**Problem to solve:** Copy every line with the string "piControl" in it.

**Items:**
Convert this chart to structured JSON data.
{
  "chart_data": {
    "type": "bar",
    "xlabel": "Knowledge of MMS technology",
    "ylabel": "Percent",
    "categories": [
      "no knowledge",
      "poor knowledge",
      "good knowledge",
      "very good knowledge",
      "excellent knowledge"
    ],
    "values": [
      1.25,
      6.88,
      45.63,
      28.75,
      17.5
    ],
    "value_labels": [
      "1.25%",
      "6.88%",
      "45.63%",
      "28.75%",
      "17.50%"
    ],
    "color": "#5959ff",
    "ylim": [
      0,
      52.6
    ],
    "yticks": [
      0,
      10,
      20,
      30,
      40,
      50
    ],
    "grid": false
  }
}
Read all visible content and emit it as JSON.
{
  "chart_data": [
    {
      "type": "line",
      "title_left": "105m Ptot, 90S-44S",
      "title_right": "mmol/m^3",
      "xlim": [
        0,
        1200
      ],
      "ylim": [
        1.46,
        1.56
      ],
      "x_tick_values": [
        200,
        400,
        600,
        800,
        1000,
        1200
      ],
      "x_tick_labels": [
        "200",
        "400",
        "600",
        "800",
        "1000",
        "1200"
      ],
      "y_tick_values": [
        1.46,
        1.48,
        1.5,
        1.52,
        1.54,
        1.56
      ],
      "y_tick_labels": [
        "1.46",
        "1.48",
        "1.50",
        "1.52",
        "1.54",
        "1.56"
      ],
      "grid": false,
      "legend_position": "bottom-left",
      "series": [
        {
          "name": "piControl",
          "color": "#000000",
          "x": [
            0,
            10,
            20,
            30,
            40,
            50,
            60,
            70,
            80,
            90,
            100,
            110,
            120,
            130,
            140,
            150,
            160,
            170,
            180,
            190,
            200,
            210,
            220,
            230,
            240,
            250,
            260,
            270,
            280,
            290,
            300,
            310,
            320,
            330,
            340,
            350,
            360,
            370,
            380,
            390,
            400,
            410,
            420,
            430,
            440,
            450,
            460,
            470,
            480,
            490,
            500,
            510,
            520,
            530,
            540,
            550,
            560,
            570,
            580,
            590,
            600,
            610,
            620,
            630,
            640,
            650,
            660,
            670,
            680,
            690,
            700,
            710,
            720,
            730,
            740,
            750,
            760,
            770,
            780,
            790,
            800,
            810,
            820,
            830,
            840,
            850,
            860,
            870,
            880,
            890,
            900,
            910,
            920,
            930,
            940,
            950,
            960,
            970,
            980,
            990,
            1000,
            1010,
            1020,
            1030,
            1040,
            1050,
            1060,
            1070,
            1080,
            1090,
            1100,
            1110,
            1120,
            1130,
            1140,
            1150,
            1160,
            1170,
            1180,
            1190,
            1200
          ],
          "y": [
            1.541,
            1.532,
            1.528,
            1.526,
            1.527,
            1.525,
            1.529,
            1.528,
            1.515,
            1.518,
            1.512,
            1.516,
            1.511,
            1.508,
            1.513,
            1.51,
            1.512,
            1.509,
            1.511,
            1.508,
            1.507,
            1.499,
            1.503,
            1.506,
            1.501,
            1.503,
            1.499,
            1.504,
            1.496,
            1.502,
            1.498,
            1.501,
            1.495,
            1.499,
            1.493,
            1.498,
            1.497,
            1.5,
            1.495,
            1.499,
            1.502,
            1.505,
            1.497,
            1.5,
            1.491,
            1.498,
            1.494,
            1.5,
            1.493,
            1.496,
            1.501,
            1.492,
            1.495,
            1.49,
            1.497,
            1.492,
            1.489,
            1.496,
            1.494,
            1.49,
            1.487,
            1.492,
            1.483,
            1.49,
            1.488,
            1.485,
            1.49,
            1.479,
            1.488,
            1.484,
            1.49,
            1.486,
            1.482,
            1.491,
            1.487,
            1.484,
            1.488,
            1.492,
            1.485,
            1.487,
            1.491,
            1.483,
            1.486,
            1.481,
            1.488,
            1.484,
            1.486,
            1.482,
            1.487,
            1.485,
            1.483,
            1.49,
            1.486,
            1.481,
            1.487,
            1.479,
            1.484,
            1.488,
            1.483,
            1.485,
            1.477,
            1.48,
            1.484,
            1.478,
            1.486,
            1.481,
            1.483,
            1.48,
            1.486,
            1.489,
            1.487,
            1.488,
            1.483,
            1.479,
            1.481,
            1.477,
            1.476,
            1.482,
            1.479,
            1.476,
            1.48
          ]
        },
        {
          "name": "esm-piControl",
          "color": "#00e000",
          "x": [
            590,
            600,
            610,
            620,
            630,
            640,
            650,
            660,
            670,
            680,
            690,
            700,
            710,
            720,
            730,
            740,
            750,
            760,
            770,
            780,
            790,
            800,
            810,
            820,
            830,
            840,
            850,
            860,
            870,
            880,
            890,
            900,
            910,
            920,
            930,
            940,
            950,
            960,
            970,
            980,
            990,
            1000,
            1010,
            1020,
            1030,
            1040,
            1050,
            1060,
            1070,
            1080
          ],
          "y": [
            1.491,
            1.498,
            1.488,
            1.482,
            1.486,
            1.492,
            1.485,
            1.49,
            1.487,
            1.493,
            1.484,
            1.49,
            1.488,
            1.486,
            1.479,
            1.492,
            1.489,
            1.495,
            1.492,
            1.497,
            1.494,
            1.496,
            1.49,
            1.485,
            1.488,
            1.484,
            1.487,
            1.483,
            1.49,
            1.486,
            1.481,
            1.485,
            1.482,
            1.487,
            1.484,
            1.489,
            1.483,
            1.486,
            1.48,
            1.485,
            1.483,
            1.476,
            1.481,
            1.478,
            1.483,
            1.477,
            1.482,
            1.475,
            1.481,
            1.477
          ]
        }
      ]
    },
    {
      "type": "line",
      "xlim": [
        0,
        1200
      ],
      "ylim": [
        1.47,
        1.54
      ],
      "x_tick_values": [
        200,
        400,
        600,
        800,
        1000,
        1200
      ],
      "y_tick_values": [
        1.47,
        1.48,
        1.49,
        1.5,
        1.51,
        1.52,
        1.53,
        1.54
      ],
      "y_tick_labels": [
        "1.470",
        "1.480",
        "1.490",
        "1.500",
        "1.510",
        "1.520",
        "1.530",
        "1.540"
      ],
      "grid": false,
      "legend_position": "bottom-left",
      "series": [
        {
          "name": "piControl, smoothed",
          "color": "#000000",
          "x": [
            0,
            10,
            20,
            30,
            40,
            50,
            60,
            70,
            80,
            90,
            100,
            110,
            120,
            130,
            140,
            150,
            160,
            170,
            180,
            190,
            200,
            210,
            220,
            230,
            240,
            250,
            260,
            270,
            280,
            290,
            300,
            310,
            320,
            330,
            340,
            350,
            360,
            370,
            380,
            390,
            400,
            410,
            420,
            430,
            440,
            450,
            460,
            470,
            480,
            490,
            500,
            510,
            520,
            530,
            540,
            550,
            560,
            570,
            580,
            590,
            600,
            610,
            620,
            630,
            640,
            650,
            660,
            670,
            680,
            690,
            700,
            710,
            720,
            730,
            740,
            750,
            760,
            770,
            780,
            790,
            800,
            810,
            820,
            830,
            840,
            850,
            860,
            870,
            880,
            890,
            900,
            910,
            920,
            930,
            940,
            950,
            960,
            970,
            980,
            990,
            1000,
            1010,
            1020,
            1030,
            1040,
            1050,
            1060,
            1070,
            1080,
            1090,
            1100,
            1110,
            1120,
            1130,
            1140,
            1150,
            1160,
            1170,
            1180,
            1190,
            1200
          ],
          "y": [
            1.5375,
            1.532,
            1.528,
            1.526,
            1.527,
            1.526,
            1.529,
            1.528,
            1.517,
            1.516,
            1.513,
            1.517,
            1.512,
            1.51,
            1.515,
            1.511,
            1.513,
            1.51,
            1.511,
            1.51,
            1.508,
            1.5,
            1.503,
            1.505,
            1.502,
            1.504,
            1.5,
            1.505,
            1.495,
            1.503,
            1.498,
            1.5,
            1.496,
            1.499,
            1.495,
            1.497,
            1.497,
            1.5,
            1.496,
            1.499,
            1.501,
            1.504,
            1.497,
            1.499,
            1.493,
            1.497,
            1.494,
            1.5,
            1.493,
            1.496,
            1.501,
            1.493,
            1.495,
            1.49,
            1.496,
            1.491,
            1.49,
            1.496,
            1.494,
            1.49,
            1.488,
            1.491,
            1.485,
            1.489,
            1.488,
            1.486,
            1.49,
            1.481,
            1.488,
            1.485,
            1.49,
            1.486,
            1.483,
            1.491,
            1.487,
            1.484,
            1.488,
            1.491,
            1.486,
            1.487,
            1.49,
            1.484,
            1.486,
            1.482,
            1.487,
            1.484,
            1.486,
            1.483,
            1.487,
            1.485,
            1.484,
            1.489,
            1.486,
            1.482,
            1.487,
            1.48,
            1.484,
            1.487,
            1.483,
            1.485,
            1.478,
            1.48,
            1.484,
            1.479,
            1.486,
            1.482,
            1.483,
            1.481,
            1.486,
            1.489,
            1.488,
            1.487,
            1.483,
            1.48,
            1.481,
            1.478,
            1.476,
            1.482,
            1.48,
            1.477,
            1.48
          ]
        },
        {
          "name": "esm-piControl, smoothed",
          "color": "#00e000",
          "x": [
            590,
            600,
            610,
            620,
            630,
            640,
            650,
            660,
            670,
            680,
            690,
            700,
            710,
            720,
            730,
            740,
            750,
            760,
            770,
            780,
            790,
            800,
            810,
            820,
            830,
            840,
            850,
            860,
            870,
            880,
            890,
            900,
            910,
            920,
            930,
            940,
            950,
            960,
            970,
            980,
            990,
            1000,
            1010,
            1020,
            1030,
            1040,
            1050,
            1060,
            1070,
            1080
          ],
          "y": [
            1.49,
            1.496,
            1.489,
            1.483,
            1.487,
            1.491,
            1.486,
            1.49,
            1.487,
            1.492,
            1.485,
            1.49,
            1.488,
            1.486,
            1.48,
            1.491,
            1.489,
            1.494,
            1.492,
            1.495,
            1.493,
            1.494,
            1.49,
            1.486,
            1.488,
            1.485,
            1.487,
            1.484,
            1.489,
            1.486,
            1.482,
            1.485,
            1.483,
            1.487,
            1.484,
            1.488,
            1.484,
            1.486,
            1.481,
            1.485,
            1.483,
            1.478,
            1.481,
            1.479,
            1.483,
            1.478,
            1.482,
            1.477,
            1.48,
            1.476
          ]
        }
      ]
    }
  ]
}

**Result of this task:**
          "name": "piControl",
          "name": "esm-piControl",
          "name": "piControl, smoothed",
          "name": "esm-piControl, smoothed",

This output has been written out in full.